**REQUIREMENT**.
Report only the number of lines in this material that include "καμπύλης".

-------- MATERIAL PROVIDED --------

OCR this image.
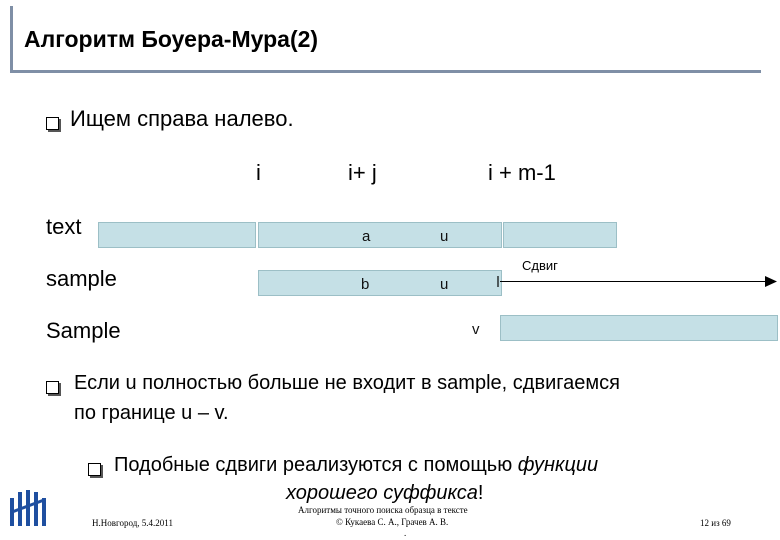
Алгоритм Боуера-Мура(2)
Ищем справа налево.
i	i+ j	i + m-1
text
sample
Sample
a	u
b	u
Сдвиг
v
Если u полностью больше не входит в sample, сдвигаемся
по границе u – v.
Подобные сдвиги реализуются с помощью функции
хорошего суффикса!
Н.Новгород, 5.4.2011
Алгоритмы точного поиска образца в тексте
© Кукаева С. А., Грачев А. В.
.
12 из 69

--------
-------- MATERIAL PROVIDED --------

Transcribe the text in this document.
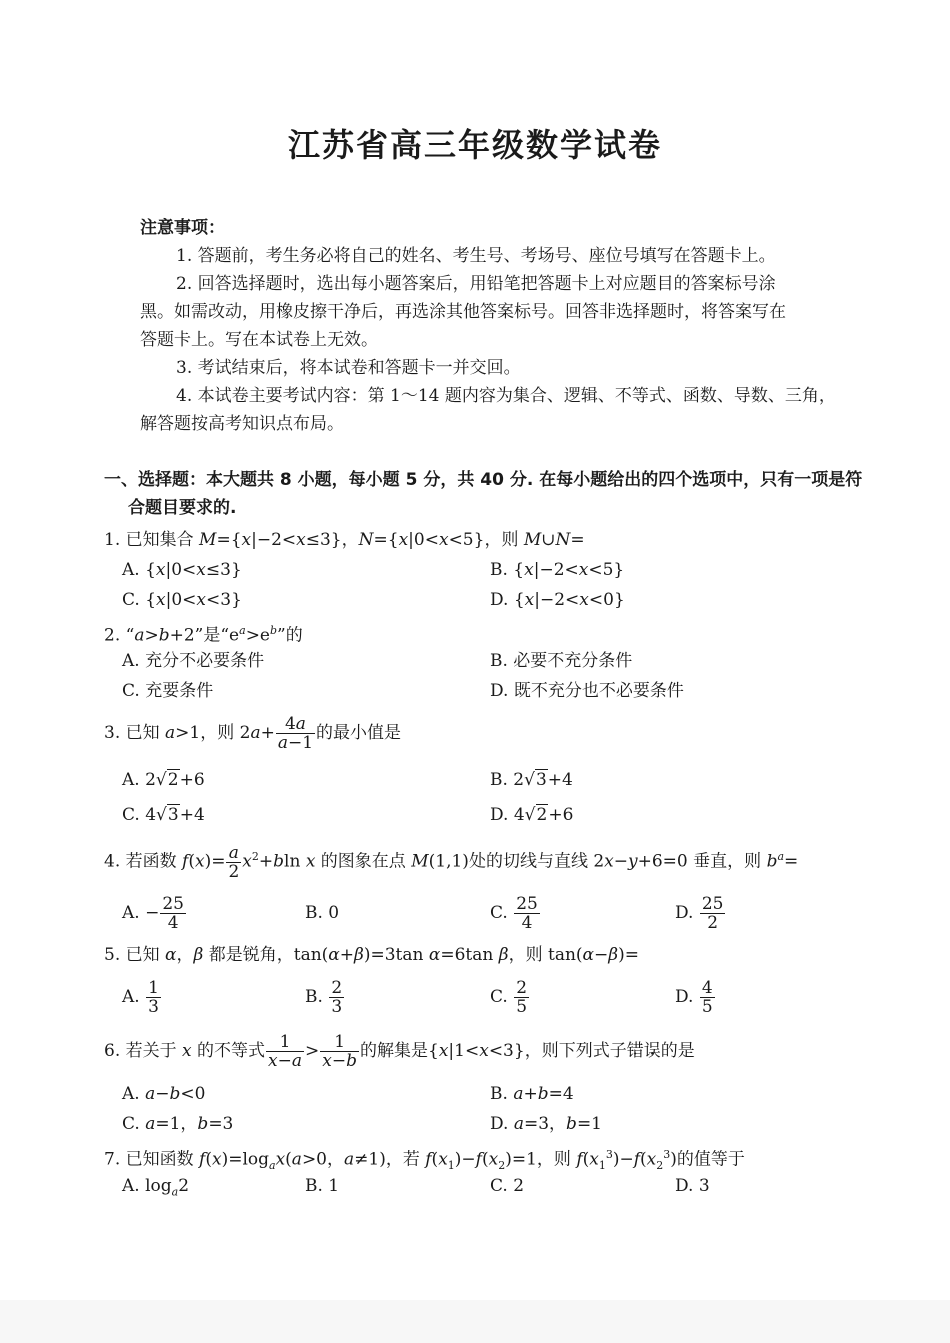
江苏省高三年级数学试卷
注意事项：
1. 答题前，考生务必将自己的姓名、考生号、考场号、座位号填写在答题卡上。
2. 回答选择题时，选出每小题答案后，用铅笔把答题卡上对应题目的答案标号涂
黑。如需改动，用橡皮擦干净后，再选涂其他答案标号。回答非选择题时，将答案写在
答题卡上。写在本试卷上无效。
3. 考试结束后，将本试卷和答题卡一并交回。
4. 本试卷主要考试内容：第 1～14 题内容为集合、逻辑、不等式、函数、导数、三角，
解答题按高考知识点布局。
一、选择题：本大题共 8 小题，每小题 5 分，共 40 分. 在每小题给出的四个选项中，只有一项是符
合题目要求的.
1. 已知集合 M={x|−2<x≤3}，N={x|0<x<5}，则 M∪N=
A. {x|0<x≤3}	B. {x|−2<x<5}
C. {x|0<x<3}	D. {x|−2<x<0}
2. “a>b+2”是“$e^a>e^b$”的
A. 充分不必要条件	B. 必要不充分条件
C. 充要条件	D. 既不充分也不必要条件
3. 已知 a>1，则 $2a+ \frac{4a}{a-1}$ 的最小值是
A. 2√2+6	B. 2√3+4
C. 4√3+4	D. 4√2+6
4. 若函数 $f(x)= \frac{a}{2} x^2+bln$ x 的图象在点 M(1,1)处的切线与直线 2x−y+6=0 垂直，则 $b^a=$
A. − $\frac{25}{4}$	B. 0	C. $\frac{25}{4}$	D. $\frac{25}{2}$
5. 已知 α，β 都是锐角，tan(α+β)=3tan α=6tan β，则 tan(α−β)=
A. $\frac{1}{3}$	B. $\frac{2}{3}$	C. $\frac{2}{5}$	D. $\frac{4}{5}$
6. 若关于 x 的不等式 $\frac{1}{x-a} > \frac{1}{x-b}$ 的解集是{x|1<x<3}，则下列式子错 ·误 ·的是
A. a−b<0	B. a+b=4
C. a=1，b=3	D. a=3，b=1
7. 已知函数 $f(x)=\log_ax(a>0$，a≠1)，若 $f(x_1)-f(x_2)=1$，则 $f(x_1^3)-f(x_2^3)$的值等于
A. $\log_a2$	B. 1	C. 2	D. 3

--------
-------- MATERIAL PROVIDED --------

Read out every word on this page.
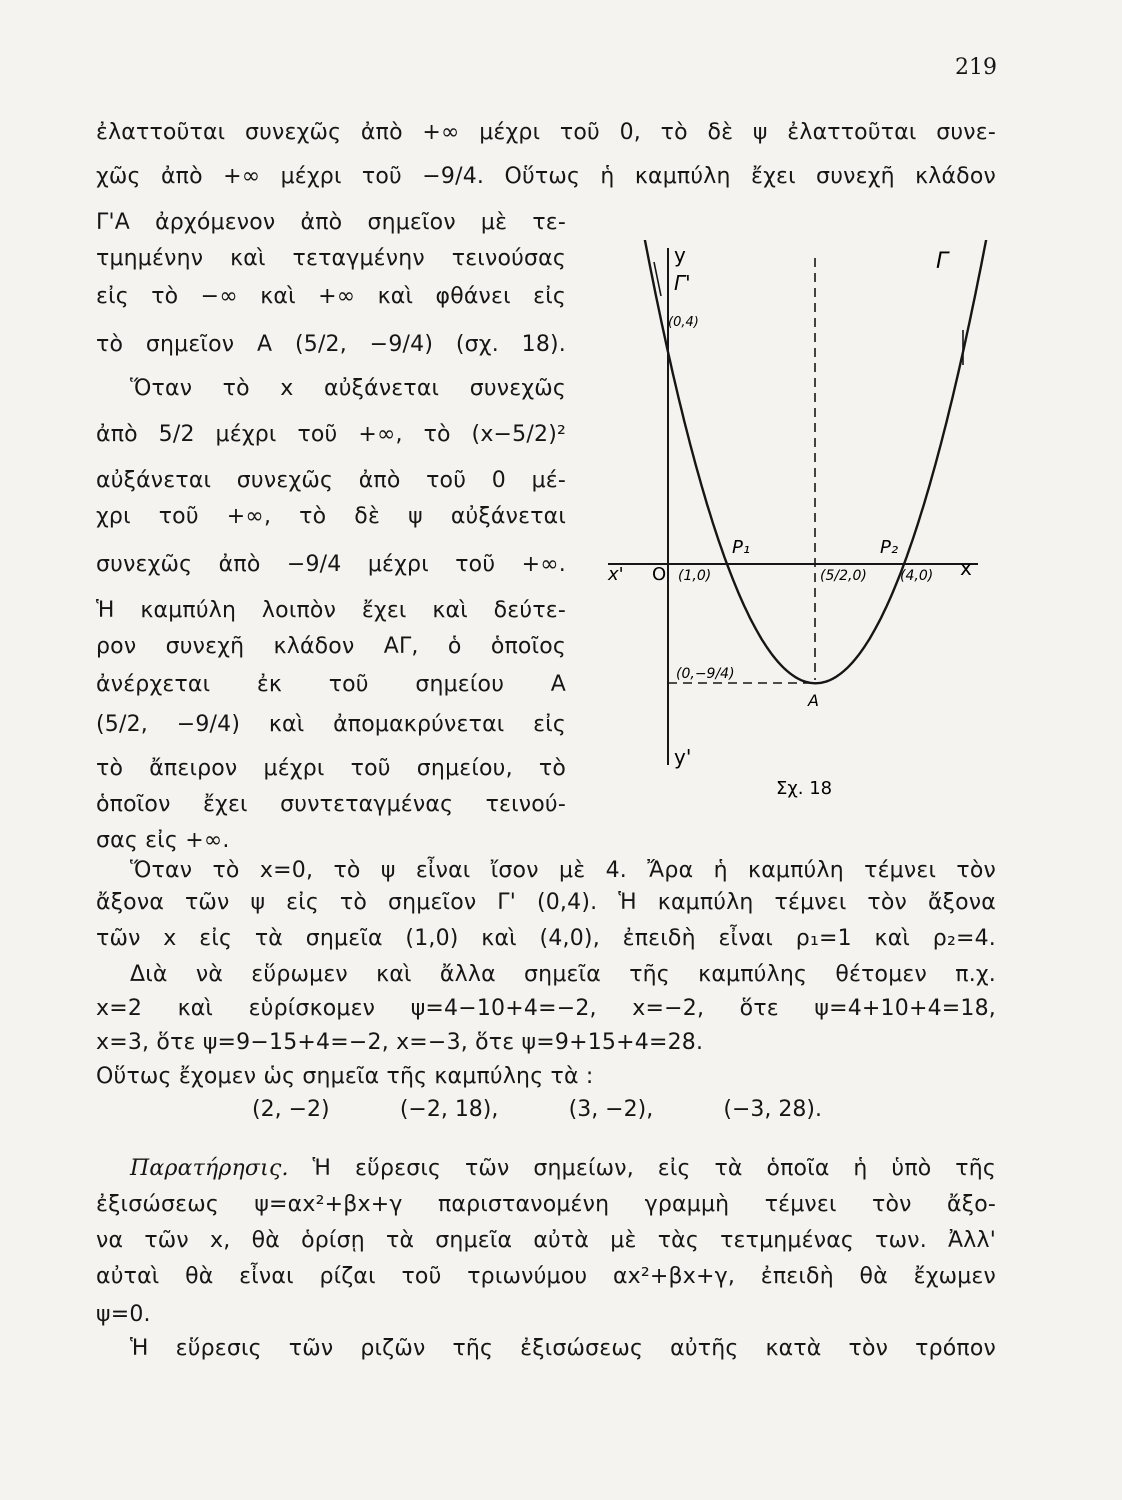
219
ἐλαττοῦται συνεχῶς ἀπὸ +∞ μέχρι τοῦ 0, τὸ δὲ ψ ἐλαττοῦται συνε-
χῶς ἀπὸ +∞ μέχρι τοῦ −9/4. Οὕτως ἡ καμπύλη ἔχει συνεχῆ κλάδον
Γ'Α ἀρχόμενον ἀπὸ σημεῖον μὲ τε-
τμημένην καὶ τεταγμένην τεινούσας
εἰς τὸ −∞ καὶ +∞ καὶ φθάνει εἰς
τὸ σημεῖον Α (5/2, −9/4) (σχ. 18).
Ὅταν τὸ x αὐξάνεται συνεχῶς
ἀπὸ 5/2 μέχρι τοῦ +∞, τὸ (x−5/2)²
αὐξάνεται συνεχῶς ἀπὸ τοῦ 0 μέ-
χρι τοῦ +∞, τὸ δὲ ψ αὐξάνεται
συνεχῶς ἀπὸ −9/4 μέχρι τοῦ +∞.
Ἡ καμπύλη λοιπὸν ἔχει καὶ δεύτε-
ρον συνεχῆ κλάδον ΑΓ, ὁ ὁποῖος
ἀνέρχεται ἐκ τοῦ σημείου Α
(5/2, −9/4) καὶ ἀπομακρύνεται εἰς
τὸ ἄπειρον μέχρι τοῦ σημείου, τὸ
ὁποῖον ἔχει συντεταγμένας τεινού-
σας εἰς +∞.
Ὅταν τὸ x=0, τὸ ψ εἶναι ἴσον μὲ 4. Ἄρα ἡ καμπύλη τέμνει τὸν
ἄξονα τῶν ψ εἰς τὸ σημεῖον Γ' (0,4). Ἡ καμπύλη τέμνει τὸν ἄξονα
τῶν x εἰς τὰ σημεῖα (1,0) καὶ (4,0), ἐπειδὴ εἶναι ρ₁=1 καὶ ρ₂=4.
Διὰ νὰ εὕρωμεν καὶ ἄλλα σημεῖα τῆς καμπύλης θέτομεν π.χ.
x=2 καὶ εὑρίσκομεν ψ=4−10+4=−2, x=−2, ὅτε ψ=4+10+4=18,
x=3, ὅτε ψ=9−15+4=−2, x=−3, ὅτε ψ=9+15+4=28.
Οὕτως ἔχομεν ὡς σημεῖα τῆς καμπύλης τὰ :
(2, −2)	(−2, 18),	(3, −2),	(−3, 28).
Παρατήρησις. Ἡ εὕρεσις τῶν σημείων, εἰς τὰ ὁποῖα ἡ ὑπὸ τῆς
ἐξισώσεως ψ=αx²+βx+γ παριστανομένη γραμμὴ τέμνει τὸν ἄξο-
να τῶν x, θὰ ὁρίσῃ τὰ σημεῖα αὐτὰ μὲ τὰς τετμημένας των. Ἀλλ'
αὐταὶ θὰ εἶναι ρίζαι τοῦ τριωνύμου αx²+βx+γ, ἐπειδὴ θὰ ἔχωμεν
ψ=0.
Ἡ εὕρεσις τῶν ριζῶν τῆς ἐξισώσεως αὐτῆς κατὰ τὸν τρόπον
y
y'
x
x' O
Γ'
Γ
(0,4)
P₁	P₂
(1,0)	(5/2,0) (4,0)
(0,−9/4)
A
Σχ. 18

--------

**TASK SOLUTION**.
2